*Task instructions*: Report every line below that holds the word "alluminio".

*The input*:
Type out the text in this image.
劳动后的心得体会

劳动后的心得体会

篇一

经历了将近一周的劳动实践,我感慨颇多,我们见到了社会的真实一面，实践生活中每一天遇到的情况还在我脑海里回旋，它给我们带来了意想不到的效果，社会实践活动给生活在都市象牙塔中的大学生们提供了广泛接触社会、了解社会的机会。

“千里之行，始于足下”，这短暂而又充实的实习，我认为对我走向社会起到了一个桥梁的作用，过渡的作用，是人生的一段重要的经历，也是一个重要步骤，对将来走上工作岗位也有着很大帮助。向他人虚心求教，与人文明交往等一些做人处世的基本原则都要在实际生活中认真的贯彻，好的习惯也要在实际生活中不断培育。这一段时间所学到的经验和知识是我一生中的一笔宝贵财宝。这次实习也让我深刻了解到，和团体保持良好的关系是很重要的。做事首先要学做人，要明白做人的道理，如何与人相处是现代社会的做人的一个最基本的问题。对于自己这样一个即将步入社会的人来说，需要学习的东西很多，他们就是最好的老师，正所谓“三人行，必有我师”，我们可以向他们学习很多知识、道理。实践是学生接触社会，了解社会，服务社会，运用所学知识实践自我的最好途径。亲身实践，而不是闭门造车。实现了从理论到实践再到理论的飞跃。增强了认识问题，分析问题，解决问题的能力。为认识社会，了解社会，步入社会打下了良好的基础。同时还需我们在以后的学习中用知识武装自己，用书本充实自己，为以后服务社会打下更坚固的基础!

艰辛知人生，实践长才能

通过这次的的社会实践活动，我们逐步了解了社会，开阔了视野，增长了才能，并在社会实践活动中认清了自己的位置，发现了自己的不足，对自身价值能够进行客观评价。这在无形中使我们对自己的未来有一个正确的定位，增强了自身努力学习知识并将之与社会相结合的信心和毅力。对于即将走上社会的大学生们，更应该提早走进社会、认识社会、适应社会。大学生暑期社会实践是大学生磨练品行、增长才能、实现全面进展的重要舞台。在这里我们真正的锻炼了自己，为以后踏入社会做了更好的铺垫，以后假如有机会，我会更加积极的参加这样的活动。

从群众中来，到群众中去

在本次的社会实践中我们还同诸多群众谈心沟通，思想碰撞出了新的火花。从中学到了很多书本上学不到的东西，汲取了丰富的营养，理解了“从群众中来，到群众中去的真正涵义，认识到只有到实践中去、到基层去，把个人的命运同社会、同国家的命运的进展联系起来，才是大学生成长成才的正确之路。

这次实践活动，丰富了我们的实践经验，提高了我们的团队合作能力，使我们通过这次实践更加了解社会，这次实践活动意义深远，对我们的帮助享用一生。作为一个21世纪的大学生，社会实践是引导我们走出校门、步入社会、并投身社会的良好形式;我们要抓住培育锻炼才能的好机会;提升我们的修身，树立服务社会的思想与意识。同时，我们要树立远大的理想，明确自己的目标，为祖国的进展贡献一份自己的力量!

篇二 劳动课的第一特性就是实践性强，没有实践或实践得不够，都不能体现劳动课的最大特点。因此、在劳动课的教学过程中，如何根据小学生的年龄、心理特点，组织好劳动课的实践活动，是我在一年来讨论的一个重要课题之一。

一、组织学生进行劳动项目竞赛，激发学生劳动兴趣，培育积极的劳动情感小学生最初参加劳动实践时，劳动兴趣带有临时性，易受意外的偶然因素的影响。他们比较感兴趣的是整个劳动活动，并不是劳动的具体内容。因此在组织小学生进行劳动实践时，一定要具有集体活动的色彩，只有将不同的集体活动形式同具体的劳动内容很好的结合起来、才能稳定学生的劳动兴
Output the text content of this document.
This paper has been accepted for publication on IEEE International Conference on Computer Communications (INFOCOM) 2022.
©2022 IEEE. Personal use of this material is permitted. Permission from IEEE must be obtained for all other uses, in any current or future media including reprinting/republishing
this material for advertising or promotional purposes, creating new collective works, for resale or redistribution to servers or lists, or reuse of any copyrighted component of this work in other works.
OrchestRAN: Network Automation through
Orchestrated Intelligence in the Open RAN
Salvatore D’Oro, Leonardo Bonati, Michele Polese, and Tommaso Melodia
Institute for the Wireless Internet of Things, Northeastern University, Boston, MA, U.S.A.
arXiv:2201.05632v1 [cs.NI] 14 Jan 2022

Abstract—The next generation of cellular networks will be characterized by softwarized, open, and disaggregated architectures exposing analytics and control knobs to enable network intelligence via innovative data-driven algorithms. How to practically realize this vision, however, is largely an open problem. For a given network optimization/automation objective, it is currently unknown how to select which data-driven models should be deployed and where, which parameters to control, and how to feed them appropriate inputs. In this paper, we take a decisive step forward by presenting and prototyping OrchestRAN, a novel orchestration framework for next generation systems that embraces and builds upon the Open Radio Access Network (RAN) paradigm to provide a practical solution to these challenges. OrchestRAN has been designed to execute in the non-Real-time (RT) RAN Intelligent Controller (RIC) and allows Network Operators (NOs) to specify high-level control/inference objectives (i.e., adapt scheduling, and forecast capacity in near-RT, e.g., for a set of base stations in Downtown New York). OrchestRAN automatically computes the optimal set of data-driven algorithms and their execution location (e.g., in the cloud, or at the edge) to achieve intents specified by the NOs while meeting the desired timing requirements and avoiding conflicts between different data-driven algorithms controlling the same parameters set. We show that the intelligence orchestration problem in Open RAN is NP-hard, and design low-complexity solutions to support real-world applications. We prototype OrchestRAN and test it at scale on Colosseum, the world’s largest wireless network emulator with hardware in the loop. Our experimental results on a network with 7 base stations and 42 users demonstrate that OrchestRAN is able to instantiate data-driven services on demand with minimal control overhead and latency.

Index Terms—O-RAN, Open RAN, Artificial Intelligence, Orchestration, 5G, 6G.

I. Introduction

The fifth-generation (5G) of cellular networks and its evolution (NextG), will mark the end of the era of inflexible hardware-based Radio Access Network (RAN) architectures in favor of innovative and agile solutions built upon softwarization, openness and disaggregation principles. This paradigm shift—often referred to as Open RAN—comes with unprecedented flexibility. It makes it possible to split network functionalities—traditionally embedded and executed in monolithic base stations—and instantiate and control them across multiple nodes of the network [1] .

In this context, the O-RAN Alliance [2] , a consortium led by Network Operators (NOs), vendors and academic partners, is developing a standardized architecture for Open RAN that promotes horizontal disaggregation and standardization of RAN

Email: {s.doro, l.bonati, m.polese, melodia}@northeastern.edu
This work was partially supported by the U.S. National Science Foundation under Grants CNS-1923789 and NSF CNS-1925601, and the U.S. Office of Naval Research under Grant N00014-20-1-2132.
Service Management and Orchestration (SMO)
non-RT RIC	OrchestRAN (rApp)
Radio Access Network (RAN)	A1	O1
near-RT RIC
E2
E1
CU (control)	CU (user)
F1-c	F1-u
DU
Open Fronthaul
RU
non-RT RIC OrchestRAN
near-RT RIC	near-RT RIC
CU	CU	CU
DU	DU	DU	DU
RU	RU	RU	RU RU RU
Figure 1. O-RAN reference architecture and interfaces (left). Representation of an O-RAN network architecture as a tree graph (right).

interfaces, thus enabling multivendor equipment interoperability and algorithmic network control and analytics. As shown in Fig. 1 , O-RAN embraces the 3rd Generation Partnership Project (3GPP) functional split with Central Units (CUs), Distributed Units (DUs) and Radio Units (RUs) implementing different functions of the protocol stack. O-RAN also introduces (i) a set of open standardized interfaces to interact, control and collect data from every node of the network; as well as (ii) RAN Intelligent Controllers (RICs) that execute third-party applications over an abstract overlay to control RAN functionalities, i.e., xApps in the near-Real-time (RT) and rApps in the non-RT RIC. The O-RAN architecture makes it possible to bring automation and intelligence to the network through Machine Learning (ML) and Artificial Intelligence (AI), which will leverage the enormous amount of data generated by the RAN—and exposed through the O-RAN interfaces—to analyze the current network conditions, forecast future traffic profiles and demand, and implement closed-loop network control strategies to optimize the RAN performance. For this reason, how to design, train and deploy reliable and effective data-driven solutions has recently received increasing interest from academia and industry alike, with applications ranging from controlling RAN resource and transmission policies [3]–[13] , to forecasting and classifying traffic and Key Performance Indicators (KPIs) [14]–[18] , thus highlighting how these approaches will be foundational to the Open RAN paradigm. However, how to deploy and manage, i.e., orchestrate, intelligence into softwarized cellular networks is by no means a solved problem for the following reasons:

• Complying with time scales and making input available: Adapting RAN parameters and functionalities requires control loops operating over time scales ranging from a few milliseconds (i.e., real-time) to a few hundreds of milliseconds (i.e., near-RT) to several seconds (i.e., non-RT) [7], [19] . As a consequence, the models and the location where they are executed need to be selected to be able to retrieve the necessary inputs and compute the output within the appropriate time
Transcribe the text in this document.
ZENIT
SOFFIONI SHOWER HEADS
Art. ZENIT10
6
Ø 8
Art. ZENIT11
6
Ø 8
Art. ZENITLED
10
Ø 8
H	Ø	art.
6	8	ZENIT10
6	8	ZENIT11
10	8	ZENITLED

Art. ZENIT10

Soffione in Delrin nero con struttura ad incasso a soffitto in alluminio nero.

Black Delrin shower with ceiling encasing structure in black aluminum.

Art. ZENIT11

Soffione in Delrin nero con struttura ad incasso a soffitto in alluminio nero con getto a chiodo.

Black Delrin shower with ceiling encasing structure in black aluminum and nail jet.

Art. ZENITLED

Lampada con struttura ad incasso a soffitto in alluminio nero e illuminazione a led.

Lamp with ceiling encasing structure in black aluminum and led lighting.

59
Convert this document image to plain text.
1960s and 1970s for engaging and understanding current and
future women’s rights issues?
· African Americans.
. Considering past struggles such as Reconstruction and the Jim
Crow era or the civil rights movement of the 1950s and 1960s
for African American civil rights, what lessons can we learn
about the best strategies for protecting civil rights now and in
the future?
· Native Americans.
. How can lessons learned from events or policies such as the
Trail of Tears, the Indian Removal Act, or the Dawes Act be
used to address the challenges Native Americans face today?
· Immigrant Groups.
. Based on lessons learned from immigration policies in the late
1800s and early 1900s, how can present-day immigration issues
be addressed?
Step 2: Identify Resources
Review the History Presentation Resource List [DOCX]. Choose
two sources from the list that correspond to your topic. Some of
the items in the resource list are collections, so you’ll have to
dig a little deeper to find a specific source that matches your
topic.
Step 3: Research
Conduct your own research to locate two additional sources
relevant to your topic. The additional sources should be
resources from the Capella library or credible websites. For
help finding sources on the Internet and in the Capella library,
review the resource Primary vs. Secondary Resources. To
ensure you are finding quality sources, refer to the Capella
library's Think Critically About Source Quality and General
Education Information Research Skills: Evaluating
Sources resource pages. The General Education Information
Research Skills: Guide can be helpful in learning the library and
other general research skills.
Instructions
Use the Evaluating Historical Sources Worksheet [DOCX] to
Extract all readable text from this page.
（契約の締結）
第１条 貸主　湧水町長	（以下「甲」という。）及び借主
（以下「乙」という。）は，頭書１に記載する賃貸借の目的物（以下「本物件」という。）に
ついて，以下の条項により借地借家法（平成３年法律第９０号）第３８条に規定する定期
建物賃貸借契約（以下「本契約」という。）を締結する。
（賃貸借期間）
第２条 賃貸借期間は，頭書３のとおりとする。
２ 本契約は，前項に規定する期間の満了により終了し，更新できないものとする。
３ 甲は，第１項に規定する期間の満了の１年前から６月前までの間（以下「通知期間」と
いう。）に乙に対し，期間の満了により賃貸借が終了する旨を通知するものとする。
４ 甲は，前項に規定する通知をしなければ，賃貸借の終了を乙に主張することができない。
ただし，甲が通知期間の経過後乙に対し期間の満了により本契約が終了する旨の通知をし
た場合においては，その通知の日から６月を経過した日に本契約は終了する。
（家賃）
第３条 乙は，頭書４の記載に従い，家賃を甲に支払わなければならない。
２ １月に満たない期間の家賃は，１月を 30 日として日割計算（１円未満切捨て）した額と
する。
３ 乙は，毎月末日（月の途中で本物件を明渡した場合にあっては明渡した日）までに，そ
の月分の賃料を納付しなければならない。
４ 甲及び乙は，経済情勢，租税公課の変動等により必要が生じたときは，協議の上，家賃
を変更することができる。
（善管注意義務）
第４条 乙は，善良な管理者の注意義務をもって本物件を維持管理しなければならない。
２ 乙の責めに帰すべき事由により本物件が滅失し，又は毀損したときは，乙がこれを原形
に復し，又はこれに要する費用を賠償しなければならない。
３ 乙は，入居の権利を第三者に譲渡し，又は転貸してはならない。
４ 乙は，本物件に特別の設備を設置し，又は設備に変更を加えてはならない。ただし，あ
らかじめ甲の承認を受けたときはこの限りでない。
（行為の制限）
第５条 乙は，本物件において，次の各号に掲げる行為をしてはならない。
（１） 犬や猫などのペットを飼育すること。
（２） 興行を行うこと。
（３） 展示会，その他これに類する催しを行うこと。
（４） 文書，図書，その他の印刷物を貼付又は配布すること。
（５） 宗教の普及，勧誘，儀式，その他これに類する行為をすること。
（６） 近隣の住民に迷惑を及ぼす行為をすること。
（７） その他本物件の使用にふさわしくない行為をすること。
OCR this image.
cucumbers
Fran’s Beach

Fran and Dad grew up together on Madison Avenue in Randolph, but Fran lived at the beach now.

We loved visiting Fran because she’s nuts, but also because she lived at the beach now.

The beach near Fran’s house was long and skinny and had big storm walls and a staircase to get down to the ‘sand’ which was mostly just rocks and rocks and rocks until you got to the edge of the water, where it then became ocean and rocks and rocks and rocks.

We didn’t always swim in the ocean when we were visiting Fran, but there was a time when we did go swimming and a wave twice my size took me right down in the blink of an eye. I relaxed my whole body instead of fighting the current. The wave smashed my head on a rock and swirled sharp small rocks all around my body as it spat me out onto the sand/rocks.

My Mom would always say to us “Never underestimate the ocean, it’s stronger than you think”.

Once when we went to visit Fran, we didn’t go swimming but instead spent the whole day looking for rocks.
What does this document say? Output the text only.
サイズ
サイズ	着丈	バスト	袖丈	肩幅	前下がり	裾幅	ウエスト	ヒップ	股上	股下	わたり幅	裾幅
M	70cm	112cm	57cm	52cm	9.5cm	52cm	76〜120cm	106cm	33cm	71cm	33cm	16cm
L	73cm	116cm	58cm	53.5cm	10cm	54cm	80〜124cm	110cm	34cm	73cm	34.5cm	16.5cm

*Output for this exercise*:
Soffione in Delrin nero con struttura ad incasso a soffitto in alluminio nero.
Soffione in Delrin nero con struttura ad incasso a soffitto in alluminio nero con getto a chiodo.
Lampada con struttura ad incasso a soffitto in alluminio nero e illuminazione a led.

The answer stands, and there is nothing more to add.